**TASK OBJECTIVE**
Extract all of the data and reproduce it precisely.

**ENTRIES SUPPLIED**
※
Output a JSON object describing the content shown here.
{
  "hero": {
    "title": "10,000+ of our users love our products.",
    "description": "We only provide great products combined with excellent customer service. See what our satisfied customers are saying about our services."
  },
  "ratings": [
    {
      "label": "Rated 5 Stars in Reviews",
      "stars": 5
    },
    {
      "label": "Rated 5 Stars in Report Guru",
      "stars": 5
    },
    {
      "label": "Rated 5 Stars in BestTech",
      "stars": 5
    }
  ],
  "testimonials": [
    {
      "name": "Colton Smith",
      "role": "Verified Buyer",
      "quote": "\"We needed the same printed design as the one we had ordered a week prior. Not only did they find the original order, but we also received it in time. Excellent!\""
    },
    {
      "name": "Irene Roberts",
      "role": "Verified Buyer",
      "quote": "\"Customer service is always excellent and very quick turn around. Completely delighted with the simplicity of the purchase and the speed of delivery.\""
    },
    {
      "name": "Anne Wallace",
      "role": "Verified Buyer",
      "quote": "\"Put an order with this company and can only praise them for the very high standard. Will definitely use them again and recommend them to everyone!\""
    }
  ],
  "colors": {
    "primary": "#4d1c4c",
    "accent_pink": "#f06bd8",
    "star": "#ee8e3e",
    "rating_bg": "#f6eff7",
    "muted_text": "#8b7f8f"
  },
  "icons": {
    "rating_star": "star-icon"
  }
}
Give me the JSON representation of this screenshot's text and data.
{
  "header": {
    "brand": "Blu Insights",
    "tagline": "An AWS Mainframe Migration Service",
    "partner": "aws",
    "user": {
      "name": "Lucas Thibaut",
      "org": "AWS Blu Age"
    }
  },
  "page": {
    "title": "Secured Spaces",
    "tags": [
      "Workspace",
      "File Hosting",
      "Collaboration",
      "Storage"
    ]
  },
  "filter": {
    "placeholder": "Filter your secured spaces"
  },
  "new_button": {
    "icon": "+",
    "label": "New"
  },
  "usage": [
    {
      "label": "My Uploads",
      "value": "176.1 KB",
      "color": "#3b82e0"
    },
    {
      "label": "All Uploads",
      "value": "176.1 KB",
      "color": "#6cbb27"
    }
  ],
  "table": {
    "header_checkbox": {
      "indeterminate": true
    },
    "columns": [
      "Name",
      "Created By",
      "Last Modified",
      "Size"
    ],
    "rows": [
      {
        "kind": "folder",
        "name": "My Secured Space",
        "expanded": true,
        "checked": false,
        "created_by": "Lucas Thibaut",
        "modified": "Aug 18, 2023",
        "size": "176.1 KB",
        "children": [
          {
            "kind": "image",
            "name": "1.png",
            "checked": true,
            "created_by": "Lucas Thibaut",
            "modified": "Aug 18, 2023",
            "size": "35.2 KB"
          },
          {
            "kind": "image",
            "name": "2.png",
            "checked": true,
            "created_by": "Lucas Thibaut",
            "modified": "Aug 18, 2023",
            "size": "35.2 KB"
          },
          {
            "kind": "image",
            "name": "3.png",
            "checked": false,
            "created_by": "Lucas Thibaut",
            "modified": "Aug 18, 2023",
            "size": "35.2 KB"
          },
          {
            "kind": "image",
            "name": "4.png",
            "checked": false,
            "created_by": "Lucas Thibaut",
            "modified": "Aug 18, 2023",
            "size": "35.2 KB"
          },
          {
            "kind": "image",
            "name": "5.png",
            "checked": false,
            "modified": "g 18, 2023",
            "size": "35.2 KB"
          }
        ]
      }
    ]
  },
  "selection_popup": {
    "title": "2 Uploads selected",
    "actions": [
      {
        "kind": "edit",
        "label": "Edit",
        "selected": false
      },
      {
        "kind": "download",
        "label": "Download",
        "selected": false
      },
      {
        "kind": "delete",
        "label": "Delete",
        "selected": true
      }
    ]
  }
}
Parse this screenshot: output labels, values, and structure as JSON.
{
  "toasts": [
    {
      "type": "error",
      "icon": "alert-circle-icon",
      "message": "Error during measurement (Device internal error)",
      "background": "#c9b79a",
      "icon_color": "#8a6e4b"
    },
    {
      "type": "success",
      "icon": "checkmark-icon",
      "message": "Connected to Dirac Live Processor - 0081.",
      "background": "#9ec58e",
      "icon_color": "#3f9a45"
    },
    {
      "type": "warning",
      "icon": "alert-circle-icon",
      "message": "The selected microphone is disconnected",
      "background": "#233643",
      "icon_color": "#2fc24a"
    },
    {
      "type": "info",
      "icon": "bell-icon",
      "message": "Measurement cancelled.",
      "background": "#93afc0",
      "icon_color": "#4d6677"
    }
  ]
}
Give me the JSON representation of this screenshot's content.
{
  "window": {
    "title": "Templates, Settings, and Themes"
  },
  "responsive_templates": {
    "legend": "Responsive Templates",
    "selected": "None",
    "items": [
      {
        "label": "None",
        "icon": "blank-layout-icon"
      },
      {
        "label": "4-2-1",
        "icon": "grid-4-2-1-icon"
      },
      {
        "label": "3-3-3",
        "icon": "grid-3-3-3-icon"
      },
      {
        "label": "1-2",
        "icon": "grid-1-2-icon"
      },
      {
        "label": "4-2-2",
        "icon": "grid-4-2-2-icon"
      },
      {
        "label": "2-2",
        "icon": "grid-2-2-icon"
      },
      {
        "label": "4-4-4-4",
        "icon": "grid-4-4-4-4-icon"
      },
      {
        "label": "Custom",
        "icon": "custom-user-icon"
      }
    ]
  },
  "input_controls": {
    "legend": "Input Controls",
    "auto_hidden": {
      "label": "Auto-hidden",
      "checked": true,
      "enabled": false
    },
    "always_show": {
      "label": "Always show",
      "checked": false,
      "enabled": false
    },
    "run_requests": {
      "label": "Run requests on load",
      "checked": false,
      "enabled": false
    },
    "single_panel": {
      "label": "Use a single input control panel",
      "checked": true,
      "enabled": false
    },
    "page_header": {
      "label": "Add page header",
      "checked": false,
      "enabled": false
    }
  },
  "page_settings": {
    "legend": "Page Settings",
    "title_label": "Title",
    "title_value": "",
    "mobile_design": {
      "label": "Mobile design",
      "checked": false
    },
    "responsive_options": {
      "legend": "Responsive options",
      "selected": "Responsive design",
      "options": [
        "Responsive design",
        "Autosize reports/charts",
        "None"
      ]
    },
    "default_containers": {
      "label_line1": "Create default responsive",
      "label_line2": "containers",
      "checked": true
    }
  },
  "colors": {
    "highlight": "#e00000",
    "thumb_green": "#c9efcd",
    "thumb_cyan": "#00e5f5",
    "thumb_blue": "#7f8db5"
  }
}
※
**ANSWER TO THIS PROBLEM**
Output a JSON object describing the content shown here.
{
  "hero": {
    "title": "10,000+ of our users love our products.",
    "description": "We only provide great products combined with excellent customer service. See what our satisfied customers are saying about our services."
  },
  "ratings": [
    {
      "label": "Rated 5 Stars in Reviews",
      "stars": 5
    },
    {
      "label": "Rated 5 Stars in Report Guru",
      "stars": 5
    },
    {
      "label": "Rated 5 Stars in BestTech",
      "stars": 5
    }
  ],
  "testimonials": [
    {
      "name": "Colton Smith",
      "role": "Verified Buyer",
      "quote": "\"We needed the same printed design as the one we had ordered a week prior. Not only did they find the original order, but we also received it in time. Excellent!\""
    },
    {
      "name": "Irene Roberts",
      "role": "Verified Buyer",
      "quote": "\"Customer service is always excellent and very quick turn around. Completely delighted with the simplicity of the purchase and the speed of delivery.\""
    },
    {
      "name": "Anne Wallace",
      "role": "Verified Buyer",
      "quote": "\"Put an order with this company and can only praise them for the very high standard. Will definitely use them again and recommend them to everyone!\""
    }
  ],
  "colors": {
    "primary": "#4d1c4c",
    "accent_pink": "#f06bd8",
    "star": "#ee8e3e",
    "rating_bg": "#f6eff7",
    "muted_text": "#8b7f8f"
  },
  "icons": {
    "rating_star": "star-icon"
  }
}
Give me the JSON representation of this screenshot's text and data.
{
  "header": {
    "brand": "Blu Insights",
    "tagline": "An AWS Mainframe Migration Service",
    "partner": "aws",
    "user": {
      "name": "Lucas Thibaut",
      "org": "AWS Blu Age"
    }
  },
  "page": {
    "title": "Secured Spaces",
    "tags": [
      "Workspace",
      "File Hosting",
      "Collaboration",
      "Storage"
    ]
  },
  "filter": {
    "placeholder": "Filter your secured spaces"
  },
  "new_button": {
    "icon": "+",
    "label": "New"
  },
  "usage": [
    {
      "label": "My Uploads",
      "value": "176.1 KB",
      "color": "#3b82e0"
    },
    {
      "label": "All Uploads",
      "value": "176.1 KB",
      "color": "#6cbb27"
    }
  ],
  "table": {
    "header_checkbox": {
      "indeterminate": true
    },
    "columns": [
      "Name",
      "Created By",
      "Last Modified",
      "Size"
    ],
    "rows": [
      {
        "kind": "folder",
        "name": "My Secured Space",
        "expanded": true,
        "checked": false,
        "created_by": "Lucas Thibaut",
        "modified": "Aug 18, 2023",
        "size": "176.1 KB",
        "children": [
          {
            "kind": "image",
            "name": "1.png",
            "checked": true,
            "created_by": "Lucas Thibaut",
            "modified": "Aug 18, 2023",
            "size": "35.2 KB"
          },
          {
            "kind": "image",
            "name": "2.png",
            "checked": true,
            "created_by": "Lucas Thibaut",
            "modified": "Aug 18, 2023",
            "size": "35.2 KB"
          },
          {
            "kind": "image",
            "name": "3.png",
            "checked": false,
            "created_by": "Lucas Thibaut",
            "modified": "Aug 18, 2023",
            "size": "35.2 KB"
          },
          {
            "kind": "image",
            "name": "4.png",
            "checked": false,
            "created_by": "Lucas Thibaut",
            "modified": "Aug 18, 2023",
            "size": "35.2 KB"
          },
          {
            "kind": "image",
            "name": "5.png",
            "checked": false,
            "modified": "g 18, 2023",
            "size": "35.2 KB"
          }
        ]
      }
    ]
  },
  "selection_popup": {
    "title": "2 Uploads selected",
    "actions": [
      {
        "kind": "edit",
        "label": "Edit",
        "selected": false
      },
      {
        "kind": "download",
        "label": "Download",
        "selected": false
      },
      {
        "kind": "delete",
        "label": "Delete",
        "selected": true
      }
    ]
  }
}
Parse this screenshot: output labels, values, and structure as JSON.
{
  "toasts": [
    {
      "type": "error",
      "icon": "alert-circle-icon",
      "message": "Error during measurement (Device internal error)",
      "background": "#c9b79a",
      "icon_color": "#8a6e4b"
    },
    {
      "type": "success",
      "icon": "checkmark-icon",
      "message": "Connected to Dirac Live Processor - 0081.",
      "background": "#9ec58e",
      "icon_color": "#3f9a45"
    },
    {
      "type": "warning",
      "icon": "alert-circle-icon",
      "message": "The selected microphone is disconnected",
      "background": "#233643",
      "icon_color": "#2fc24a"
    },
    {
      "type": "info",
      "icon": "bell-icon",
      "message": "Measurement cancelled.",
      "background": "#93afc0",
      "icon_color": "#4d6677"
    }
  ]
}
Give me the JSON representation of this screenshot's content.
{
  "window": {
    "title": "Templates, Settings, and Themes"
  },
  "responsive_templates": {
    "legend": "Responsive Templates",
    "selected": "None",
    "items": [
      {
        "label": "None",
        "icon": "blank-layout-icon"
      },
      {
        "label": "4-2-1",
        "icon": "grid-4-2-1-icon"
      },
      {
        "label": "3-3-3",
        "icon": "grid-3-3-3-icon"
      },
      {
        "label": "1-2",
        "icon": "grid-1-2-icon"
      },
      {
        "label": "4-2-2",
        "icon": "grid-4-2-2-icon"
      },
      {
        "label": "2-2",
        "icon": "grid-2-2-icon"
      },
      {
        "label": "4-4-4-4",
        "icon": "grid-4-4-4-4-icon"
      },
      {
        "label": "Custom",
        "icon": "custom-user-icon"
      }
    ]
  },
  "input_controls": {
    "legend": "Input Controls",
    "auto_hidden": {
      "label": "Auto-hidden",
      "checked": true,
      "enabled": false
    },
    "always_show": {
      "label": "Always show",
      "checked": false,
      "enabled": false
    },
    "run_requests": {
      "label": "Run requests on load",
      "checked": false,
      "enabled": false
    },
    "single_panel": {
      "label": "Use a single input control panel",
      "checked": true,
      "enabled": false
    },
    "page_header": {
      "label": "Add page header",
      "checked": false,
      "enabled": false
    }
  },
  "page_settings": {
    "legend": "Page Settings",
    "title_label": "Title",
    "title_value": "",
    "mobile_design": {
      "label": "Mobile design",
      "checked": false
    },
    "responsive_options": {
      "legend": "Responsive options",
      "selected": "Responsive design",
      "options": [
        "Responsive design",
        "Autosize reports/charts",
        "None"
      ]
    },
    "default_containers": {
      "label_line1": "Create default responsive",
      "label_line2": "containers",
      "checked": true
    }
  },
  "colors": {
    "highlight": "#e00000",
    "thumb_green": "#c9efcd",
    "thumb_cyan": "#00e5f5",
    "thumb_blue": "#7f8db5"
  }
}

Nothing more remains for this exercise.